[Start TASK MATERIAL]

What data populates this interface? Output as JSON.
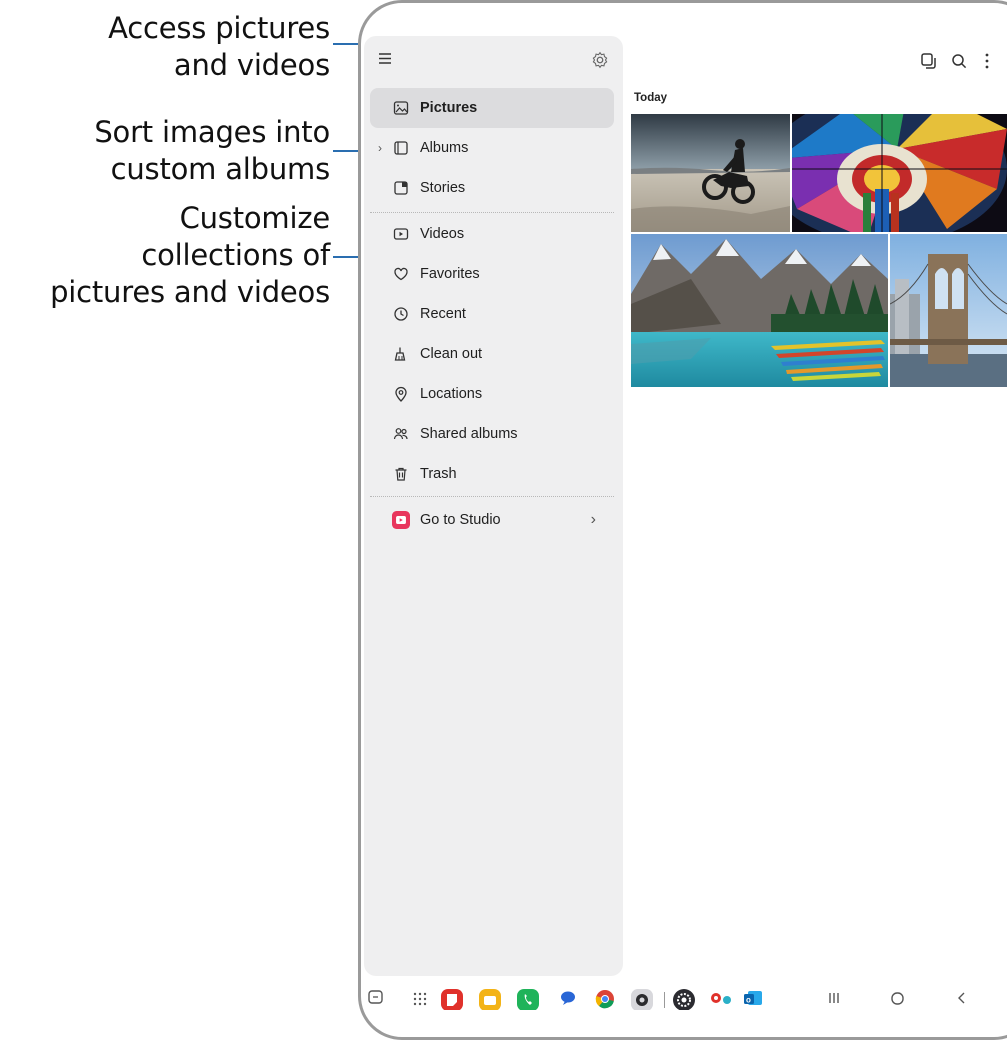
{
  "callouts": [
    {
      "line1": "Access pictures",
      "line2": "and videos"
    },
    {
      "line1": "Sort images into",
      "line2": "custom albums"
    },
    {
      "line1": "Customize",
      "line2": "collections of",
      "line3": "pictures and videos"
    }
  ],
  "drawer": {
    "items": [
      {
        "label": "Pictures",
        "icon": "picture-icon",
        "active": true
      },
      {
        "label": "Albums",
        "icon": "album-icon",
        "expandable": true
      },
      {
        "label": "Stories",
        "icon": "stories-icon"
      },
      {
        "label": "Videos",
        "icon": "video-icon"
      },
      {
        "label": "Favorites",
        "icon": "heart-icon"
      },
      {
        "label": "Recent",
        "icon": "clock-icon"
      },
      {
        "label": "Clean out",
        "icon": "broom-icon"
      },
      {
        "label": "Locations",
        "icon": "location-icon"
      },
      {
        "label": "Shared albums",
        "icon": "people-icon"
      },
      {
        "label": "Trash",
        "icon": "trash-icon"
      }
    ],
    "studio": {
      "label": "Go to Studio",
      "icon": "studio-icon",
      "color": "#e8365d"
    }
  },
  "main": {
    "section_label": "Today"
  },
  "colors": {
    "accent_line": "#2a6eb0",
    "drawer_bg": "#efeff0",
    "active_bg": "#dcdcde"
  }
}
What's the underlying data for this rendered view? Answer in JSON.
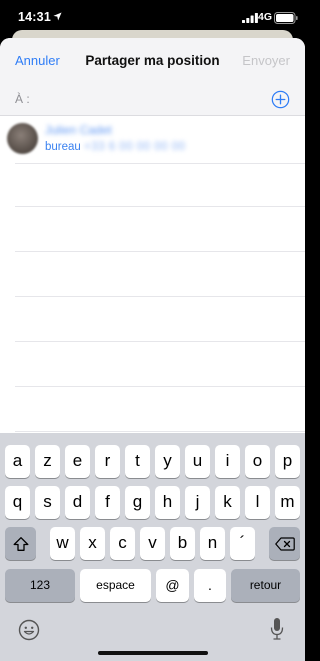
{
  "status_bar": {
    "time": "14:31",
    "network": "4G"
  },
  "nav": {
    "cancel_label": "Annuler",
    "title": "Partager ma position",
    "send_label": "Envoyer"
  },
  "to_field": {
    "label": "À :"
  },
  "contact": {
    "name": "Julien Cadet",
    "type": "bureau",
    "number": "+33 6 00 00 00 00"
  },
  "keyboard": {
    "row1": [
      "a",
      "z",
      "e",
      "r",
      "t",
      "y",
      "u",
      "i",
      "o",
      "p"
    ],
    "row2": [
      "q",
      "s",
      "d",
      "f",
      "g",
      "h",
      "j",
      "k",
      "l",
      "m"
    ],
    "row3": [
      "w",
      "x",
      "c",
      "v",
      "b",
      "n",
      "´"
    ],
    "numbers_label": "123",
    "space_label": "espace",
    "at_label": "@",
    "dot_label": ".",
    "return_label": "retour"
  },
  "colors": {
    "accent": "#2f7df6",
    "disabled": "#c5c5c8",
    "keyboard_bg": "#d3d5db"
  }
}
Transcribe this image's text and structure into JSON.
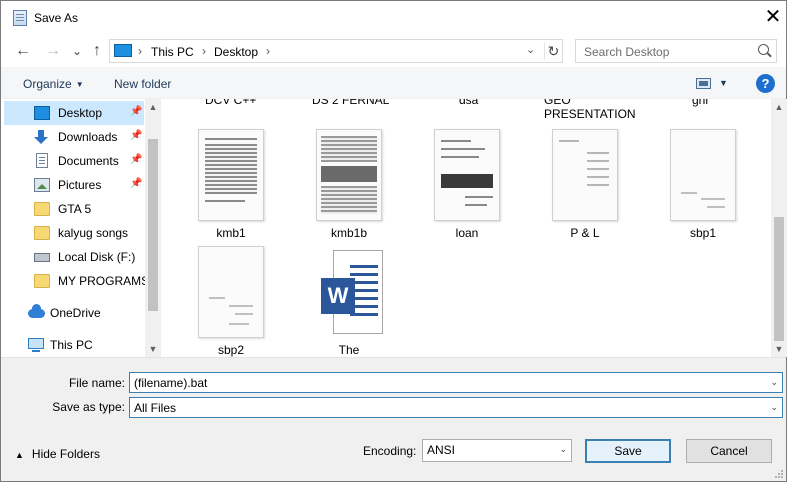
{
  "window": {
    "title": "Save As",
    "close_label": "✕"
  },
  "navigation": {
    "back": "←",
    "forward": "→",
    "recent": "⌄",
    "up": "↑",
    "breadcrumb": [
      "This PC",
      "Desktop"
    ],
    "refresh": "↻",
    "search_placeholder": "Search Desktop"
  },
  "toolbar": {
    "organize": "Organize",
    "new_folder": "New folder",
    "help": "?"
  },
  "sidebar": {
    "items": [
      {
        "label": "Desktop",
        "icon": "desktop-icon",
        "pinned": true
      },
      {
        "label": "Downloads",
        "icon": "download-icon",
        "pinned": true
      },
      {
        "label": "Documents",
        "icon": "documents-icon",
        "pinned": true
      },
      {
        "label": "Pictures",
        "icon": "pictures-icon",
        "pinned": true
      },
      {
        "label": "GTA 5",
        "icon": "folder-icon"
      },
      {
        "label": "kalyug songs",
        "icon": "folder-icon"
      },
      {
        "label": "Local Disk (F:)",
        "icon": "disk-icon"
      },
      {
        "label": "MY PROGRAMS",
        "icon": "folder-icon"
      },
      {
        "label": "OneDrive",
        "icon": "onedrive-icon"
      },
      {
        "label": "This PC",
        "icon": "computer-icon"
      }
    ]
  },
  "files": {
    "partial_row": [
      "DCV C++",
      "DS 2 FERNAL",
      "dsa",
      "GEO PRESENTATION",
      "gnr"
    ],
    "items": [
      {
        "label": "kmb1",
        "icon": "document-thumbnail"
      },
      {
        "label": "kmb1b",
        "icon": "document-thumbnail"
      },
      {
        "label": "loan",
        "icon": "document-thumbnail"
      },
      {
        "label": "P & L",
        "icon": "document-thumbnail"
      },
      {
        "label": "sbp1",
        "icon": "document-thumbnail"
      },
      {
        "label": "sbp2",
        "icon": "document-thumbnail"
      },
      {
        "label": "The",
        "icon": "word-document-icon"
      }
    ]
  },
  "form": {
    "file_name_label": "File name:",
    "file_name_value": "(filename).bat",
    "save_type_label": "Save as type:",
    "save_type_value": "All Files",
    "encoding_label": "Encoding:",
    "encoding_value": "ANSI",
    "hide_folders": "Hide Folders",
    "save_button": "Save",
    "cancel_button": "Cancel"
  },
  "colors": {
    "selection": "#cce8ff",
    "accent": "#3c7fb1",
    "word_blue": "#2b579a"
  }
}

[End TASK MATERIAL]

SHORT EXERCISE: Transcribe the records above exactly as they appear, leaving out any pictures.

WRITTEN SOLUTION:
What data populates this interface? Output as JSON.
{
  "callouts": [
    {
      "line1": "Access pictures",
      "line2": "and videos"
    },
    {
      "line1": "Sort images into",
      "line2": "custom albums"
    },
    {
      "line1": "Customize",
      "line2": "collections of",
      "line3": "pictures and videos"
    }
  ],
  "drawer": {
    "items": [
      {
        "label": "Pictures",
        "icon": "picture-icon",
        "active": true
      },
      {
        "label": "Albums",
        "icon": "album-icon",
        "expandable": true
      },
      {
        "label": "Stories",
        "icon": "stories-icon"
      },
      {
        "label": "Videos",
        "icon": "video-icon"
      },
      {
        "label": "Favorites",
        "icon": "heart-icon"
      },
      {
        "label": "Recent",
        "icon": "clock-icon"
      },
      {
        "label": "Clean out",
        "icon": "broom-icon"
      },
      {
        "label": "Locations",
        "icon": "location-icon"
      },
      {
        "label": "Shared albums",
        "icon": "people-icon"
      },
      {
        "label": "Trash",
        "icon": "trash-icon"
      }
    ],
    "studio": {
      "label": "Go to Studio",
      "icon": "studio-icon",
      "color": "#e8365d"
    }
  },
  "main": {
    "section_label": "Today"
  },
  "colors": {
    "accent_line": "#2a6eb0",
    "drawer_bg": "#efeff0",
    "active_bg": "#dcdcde"
  }
}
What's the underlying data for this rendered view? Answer in JSON.
{
  "status_bar": {
    "time": "14:31",
    "network": "4G"
  },
  "nav": {
    "cancel_label": "Annuler",
    "title": "Partager ma position",
    "send_label": "Envoyer"
  },
  "to_field": {
    "label": "À :"
  },
  "contact": {
    "name": "Julien Cadet",
    "type": "bureau",
    "number": "+33 6 00 00 00 00"
  },
  "keyboard": {
    "row1": [
      "a",
      "z",
      "e",
      "r",
      "t",
      "y",
      "u",
      "i",
      "o",
      "p"
    ],
    "row2": [
      "q",
      "s",
      "d",
      "f",
      "g",
      "h",
      "j",
      "k",
      "l",
      "m"
    ],
    "row3": [
      "w",
      "x",
      "c",
      "v",
      "b",
      "n",
      "´"
    ],
    "numbers_label": "123",
    "space_label": "espace",
    "at_label": "@",
    "dot_label": ".",
    "return_label": "retour"
  },
  "colors": {
    "accent": "#2f7df6",
    "disabled": "#c5c5c8",
    "keyboard_bg": "#d3d5db"
  }
}
Transcribe this image's text and structure into JSON.
{
  "window": {
    "title": "Save As",
    "close_label": "✕"
  },
  "navigation": {
    "back": "←",
    "forward": "→",
    "recent": "⌄",
    "up": "↑",
    "breadcrumb": [
      "This PC",
      "Desktop"
    ],
    "refresh": "↻",
    "search_placeholder": "Search Desktop"
  },
  "toolbar": {
    "organize": "Organize",
    "new_folder": "New folder",
    "help": "?"
  },
  "sidebar": {
    "items": [
      {
        "label": "Desktop",
        "icon": "desktop-icon",
        "pinned": true
      },
      {
        "label": "Downloads",
        "icon": "download-icon",
        "pinned": true
      },
      {
        "label": "Documents",
        "icon": "documents-icon",
        "pinned": true
      },
      {
        "label": "Pictures",
        "icon": "pictures-icon",
        "pinned": true
      },
      {
        "label": "GTA 5",
        "icon": "folder-icon"
      },
      {
        "label": "kalyug songs",
        "icon": "folder-icon"
      },
      {
        "label": "Local Disk (F:)",
        "icon": "disk-icon"
      },
      {
        "label": "MY PROGRAMS",
        "icon": "folder-icon"
      },
      {
        "label": "OneDrive",
        "icon": "onedrive-icon"
      },
      {
        "label": "This PC",
        "icon": "computer-icon"
      }
    ]
  },
  "files": {
    "partial_row": [
      "DCV C++",
      "DS 2 FERNAL",
      "dsa",
      "GEO PRESENTATION",
      "gnr"
    ],
    "items": [
      {
        "label": "kmb1",
        "icon": "document-thumbnail"
      },
      {
        "label": "kmb1b",
        "icon": "document-thumbnail"
      },
      {
        "label": "loan",
        "icon": "document-thumbnail"
      },
      {
        "label": "P & L",
        "icon": "document-thumbnail"
      },
      {
        "label": "sbp1",
        "icon": "document-thumbnail"
      },
      {
        "label": "sbp2",
        "icon": "document-thumbnail"
      },
      {
        "label": "The",
        "icon": "word-document-icon"
      }
    ]
  },
  "form": {
    "file_name_label": "File name:",
    "file_name_value": "(filename).bat",
    "save_type_label": "Save as type:",
    "save_type_value": "All Files",
    "encoding_label": "Encoding:",
    "encoding_value": "ANSI",
    "hide_folders": "Hide Folders",
    "save_button": "Save",
    "cancel_button": "Cancel"
  },
  "colors": {
    "selection": "#cce8ff",
    "accent": "#3c7fb1",
    "word_blue": "#2b579a"
  }
}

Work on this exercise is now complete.